*WHAT IS BEING ASKED*: Scan each line of the records for the word "修改时间" and extract the ones that have it.

*INFORMATION PROVIDED*:
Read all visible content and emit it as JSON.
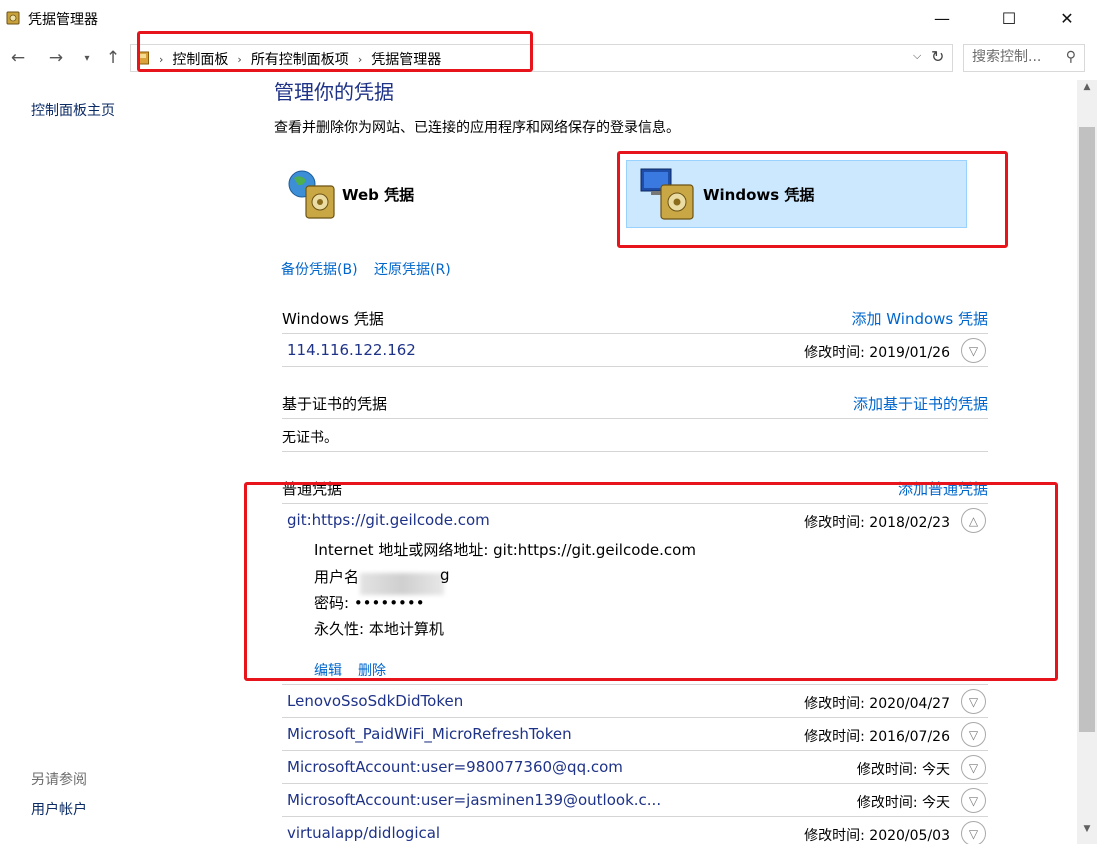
{
  "window": {
    "title": "凭据管理器",
    "minimize": "—",
    "maximize": "☐",
    "close": "✕"
  },
  "nav": {
    "back": "←",
    "forward": "→",
    "recent": "⌄",
    "up": "↑",
    "breadcrumbs": [
      "控制面板",
      "所有控制面板项",
      "凭据管理器"
    ],
    "separator": "›",
    "search_placeholder": "搜索控制...",
    "search_icon": "search-icon"
  },
  "sidebar": {
    "home": "控制面板主页",
    "see_also_title": "另请参阅",
    "see_also_items": [
      "用户帐户"
    ]
  },
  "main": {
    "heading": "管理你的凭据",
    "description": "查看并删除你为网站、已连接的应用程序和网络保存的登录信息。",
    "tiles": {
      "web": "Web 凭据",
      "windows": "Windows 凭据",
      "selected": "windows"
    },
    "backup": "备份凭据(B)",
    "restore": "还原凭据(R)"
  },
  "windows_creds": {
    "title": "Windows 凭据",
    "add": "添加 Windows 凭据",
    "items": [
      {
        "name": "114.116.122.162",
        "date": "修改时间: 2019/01/26"
      }
    ]
  },
  "cert_creds": {
    "title": "基于证书的凭据",
    "add": "添加基于证书的凭据",
    "empty": "无证书。"
  },
  "generic_creds": {
    "title": "普通凭据",
    "add": "添加普通凭据",
    "expanded": {
      "name": "git:https://git.geilcode.com",
      "date": "修改时间: 2018/02/23",
      "address_line": "Internet 地址或网络地址:  git:https://git.geilcode.com",
      "username_label": "用户名",
      "username_tail": "g",
      "password_line": "密码:  ••••••••",
      "persistence_line": "永久性:  本地计算机",
      "edit": "编辑",
      "delete": "删除"
    },
    "items": [
      {
        "name": "LenovoSsoSdkDidToken",
        "date": "修改时间: 2020/04/27"
      },
      {
        "name": "Microsoft_PaidWiFi_MicroRefreshToken",
        "date": "修改时间: 2016/07/26"
      },
      {
        "name": "MicrosoftAccount:user=980077360@qq.com",
        "date": "修改时间:  今天"
      },
      {
        "name": "MicrosoftAccount:user=jasminen139@outlook.c...",
        "date": "修改时间:  今天"
      },
      {
        "name": "virtualapp/didlogical",
        "date": "修改时间: 2020/05/03"
      }
    ]
  },
  "colors": {
    "link": "#0066cc",
    "heading": "#1e3287",
    "selected_tile": "#cce8ff",
    "annotation": "#e8141b"
  }
}
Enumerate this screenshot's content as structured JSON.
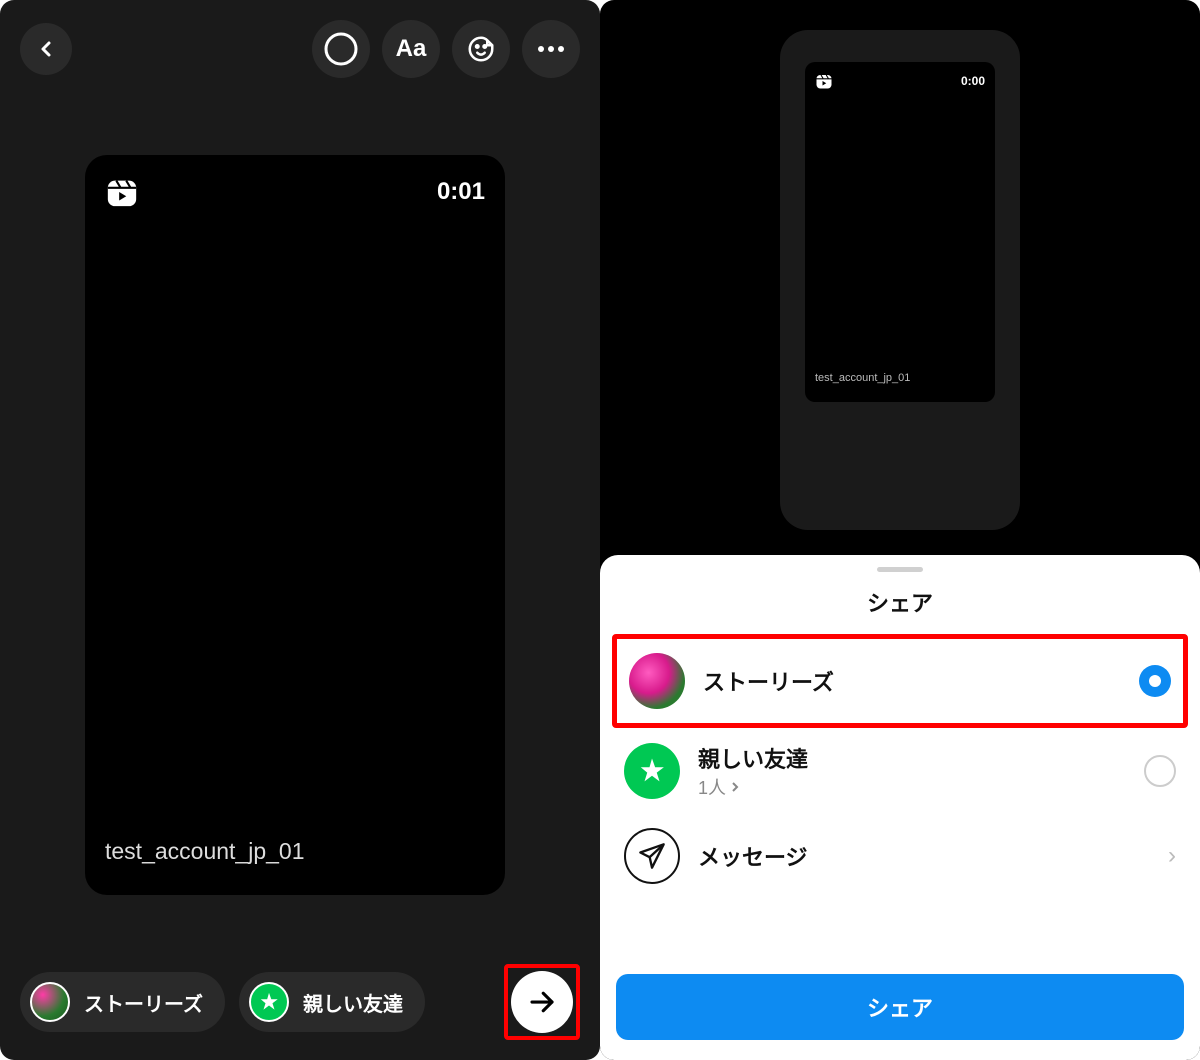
{
  "left": {
    "preview": {
      "timestamp": "0:01",
      "username": "test_account_jp_01"
    },
    "actions": {
      "stories_label": "ストーリーズ",
      "close_friends_label": "親しい友達"
    },
    "toolbar": {
      "text_label": "Aa"
    }
  },
  "right": {
    "mini_preview": {
      "timestamp": "0:00",
      "username": "test_account_jp_01"
    },
    "sheet": {
      "title": "シェア",
      "options": {
        "stories": {
          "label": "ストーリーズ"
        },
        "close_friends": {
          "label": "親しい友達",
          "sublabel": "1人"
        },
        "messages": {
          "label": "メッセージ"
        }
      },
      "share_button": "シェア"
    }
  }
}
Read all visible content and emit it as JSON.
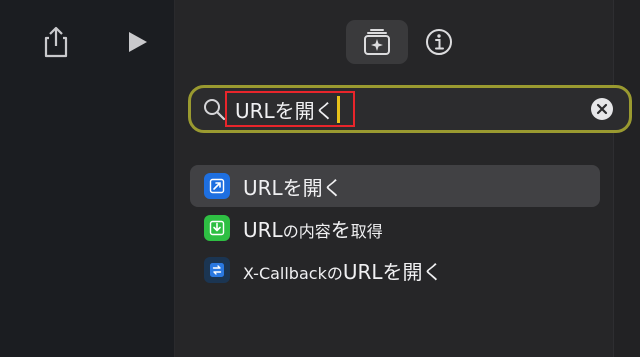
{
  "colors": {
    "search_border": "#9a9a30",
    "highlight_border": "#e8252b",
    "caret": "#e8c21a",
    "blue_icon": "#1e6fe0",
    "green_icon": "#2ebf43",
    "dark_blue_icon": "#1b3552"
  },
  "toolbar": {
    "share_icon": "share-icon",
    "play_icon": "play-icon"
  },
  "tabs": {
    "gallery_icon": "sparkle-gallery-icon",
    "info_icon": "info-icon"
  },
  "search": {
    "value": "URLを開く",
    "icon": "search-icon",
    "clear_icon": "clear-icon"
  },
  "results": [
    {
      "label": "URLを開く",
      "icon": "open-url-icon",
      "selected": true
    },
    {
      "label_parts": [
        "URL",
        "の内容",
        "を",
        "取得"
      ],
      "icon": "get-contents-icon",
      "selected": false
    },
    {
      "label_parts": [
        "X-Callback",
        "の",
        "URLを開く"
      ],
      "icon": "x-callback-icon",
      "selected": false
    }
  ]
}
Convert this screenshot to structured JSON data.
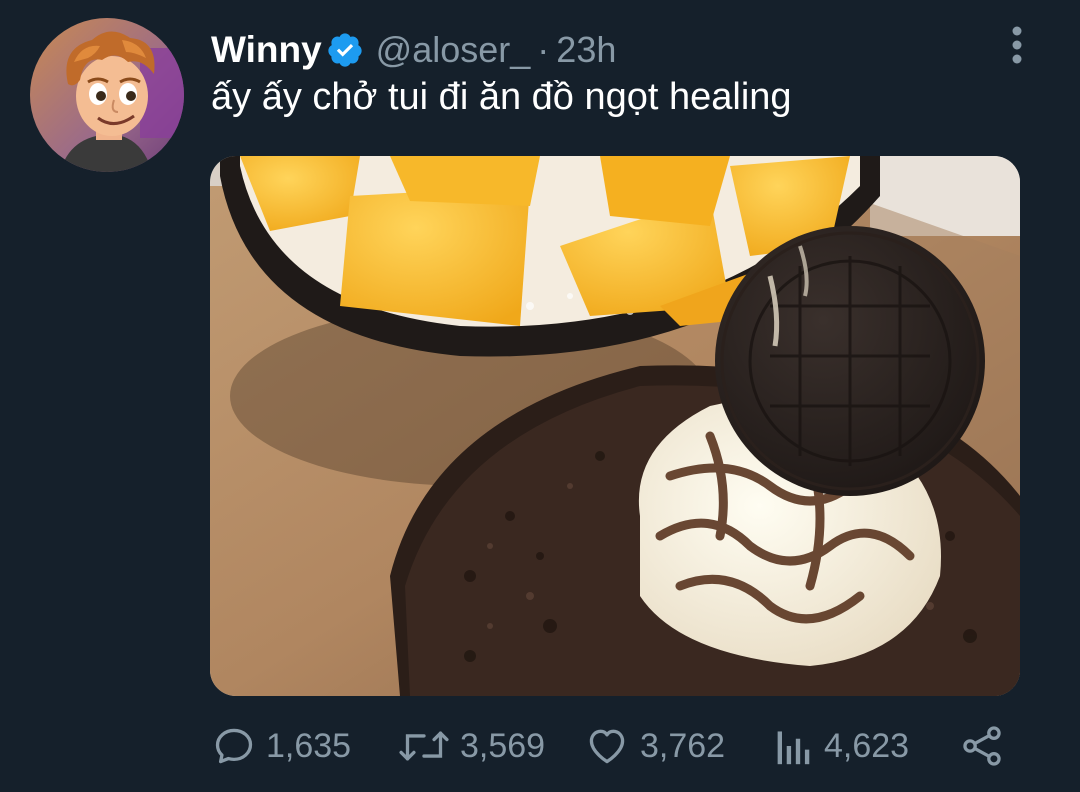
{
  "tweet": {
    "author_name": "Winny",
    "handle": "@aloser_",
    "separator": "·",
    "timestamp": "23h",
    "text": "ấy ấy chở tui đi ăn đồ ngọt healing",
    "verified": true,
    "avatar_icon": "cartoon-character-avatar",
    "media": {
      "description_icon": "dessert-photo",
      "alt": "mango bingsu and oreo bingsu"
    }
  },
  "actions": {
    "reply_count": "1,635",
    "retweet_count": "3,569",
    "like_count": "3,762",
    "views_count": "4,623"
  },
  "colors": {
    "background": "#15202b",
    "secondary_text": "#8899a6",
    "verified_blue": "#1d9bf0"
  }
}
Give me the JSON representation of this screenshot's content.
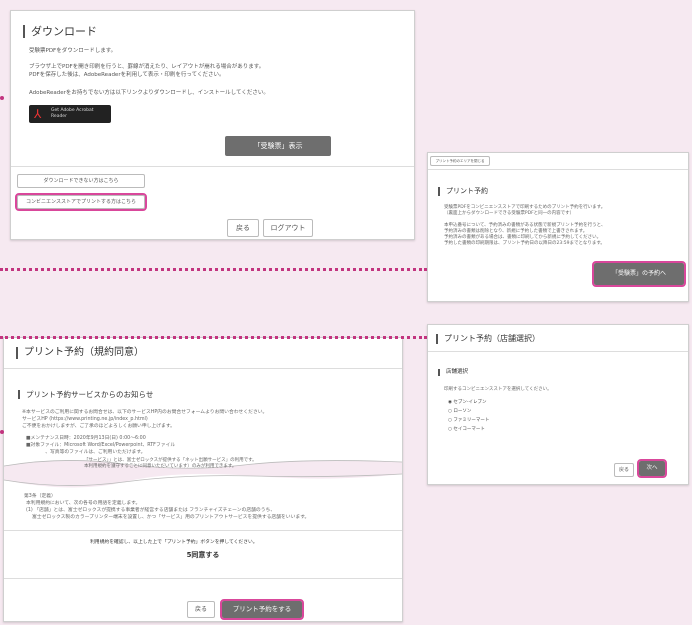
{
  "download": {
    "title": "ダウンロード",
    "text1": "受験票PDFをダウンロードします。",
    "text2": "ブラウザ上でPDFを開き印刷を行うと、罫線が消えたり、レイアウトが崩れる場合があります。",
    "text3": "PDFを保存した後は、AdobeReaderを利用して表示・印刷を行ってください。",
    "text4": "AdobeReaderをお持ちでない方は以下リンクよりダウンロードし、インストールしてください。",
    "adobe_label": "Get Adobe Acrobat Reader",
    "show_button": "「受験票」表示",
    "cannot_download": "ダウンロードできない方はこちら",
    "convenience_print": "コンビニエンスストアでプリントする方はこちら",
    "back_button": "戻る",
    "logout_button": "ログアウト"
  },
  "reserve": {
    "crumb": "プリント予約のエリアを閉じる",
    "title": "プリント予約",
    "text1": "受験票PDFをコンビニエンスストアで印刷するためのプリント予約を行います。",
    "text2": "（裏面上からダウンロードできる受験票PDFと同一の内容です）",
    "text3": "本申込番号について、予約済みの書類がある状態で新規プリント予約を行うと、",
    "text4": "予約済みの書類は削除となり、新規に予約した書類で上書きされます。",
    "text5": "予約済みの書類がある場合は、書類に印刷してから新規に予約してください。",
    "text6": "予約した書類の印刷期限は、プリント予約日の以降日の23:59までとなります。",
    "button": "「受験票」の予約へ"
  },
  "store": {
    "title": "プリント予約（店舗選択）",
    "section": "店舗選択",
    "prompt": "印刷するコンビニエンスストアを選択してください。",
    "options": [
      "セブン-イレブン",
      "ローソン",
      "ファミリーマート",
      "セイコーマート"
    ],
    "back_button": "戻る",
    "next_button": "次へ"
  },
  "terms": {
    "title": "プリント予約（規約同意）",
    "notice_title": "プリント予約サービスからのお知らせ",
    "line1": "※本サービスのご利用に関するお問合せは、以下のサービスHP内のお問合せフォームよりお問い合わせください。",
    "line2": "サービスHP (https://www.printing.ne.jp/index_p.html)",
    "line3": "ご不便をおかけしますが、ご了承のほどよろしくお願い申し上げます。",
    "line4": "■メンテナンス日時：2020年9月13日(日) 0:00～6:00",
    "line5": "■対象ファイル：Microsoft Word/Excel/Powerpoint、RTFファイル",
    "line6": "　　　　、写真等のファイルは、ご利用いただけます。",
    "line7": "「サービス」」とは、富士ゼロックスが提供する「ネット出願サービス」の利用です。",
    "line8": "本利用規約を遵守することに同意いただいています）のみが利用できます。",
    "line9": "第3条（定義）",
    "line10": "本利用規約において、次の各号の用語を定義します。",
    "line11": "(1) 「店舗」とは、富士ゼロックスが提携する事業者が経営する店舗または フランチャイズチェーンの店舗のうち、",
    "line12": "富士ゼロックス製のカラープリンター端末を設置し、かつ「サービス」用のプリントアウトサービスを提供する店舗をいいます。",
    "agree_prompt": "利用規約を確認し、以上した上で「プリント予約」ボタンを押してください。",
    "agree": "5同意する",
    "back_button": "戻る",
    "print_button": "プリント予約をする"
  }
}
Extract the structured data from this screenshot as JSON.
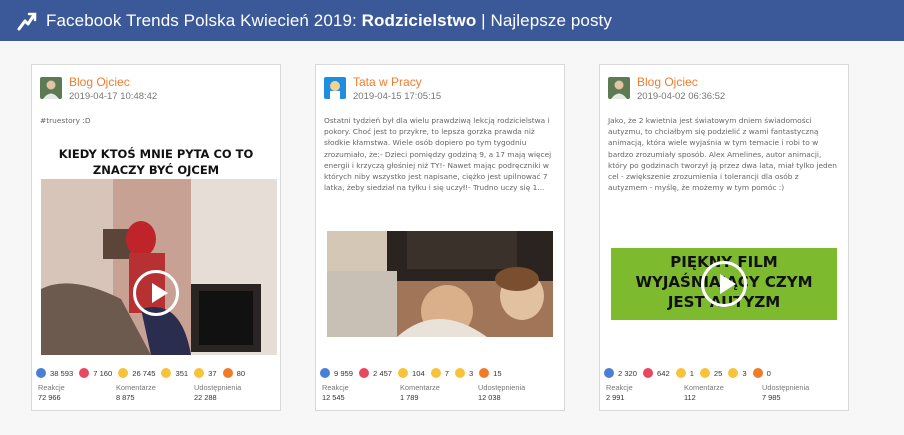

*OUTPUT*:
        "date": "修改时间: 2019/01/26"
      "date": "修改时间: 2018/02/23",
        "date": "修改时间: 2020/04/27"
        "date": "修改时间: 2016/07/26"
        "date": "修改时间:  今天"
        "date": "修改时间:  今天"
        "date": "修改时间: 2020/05/03"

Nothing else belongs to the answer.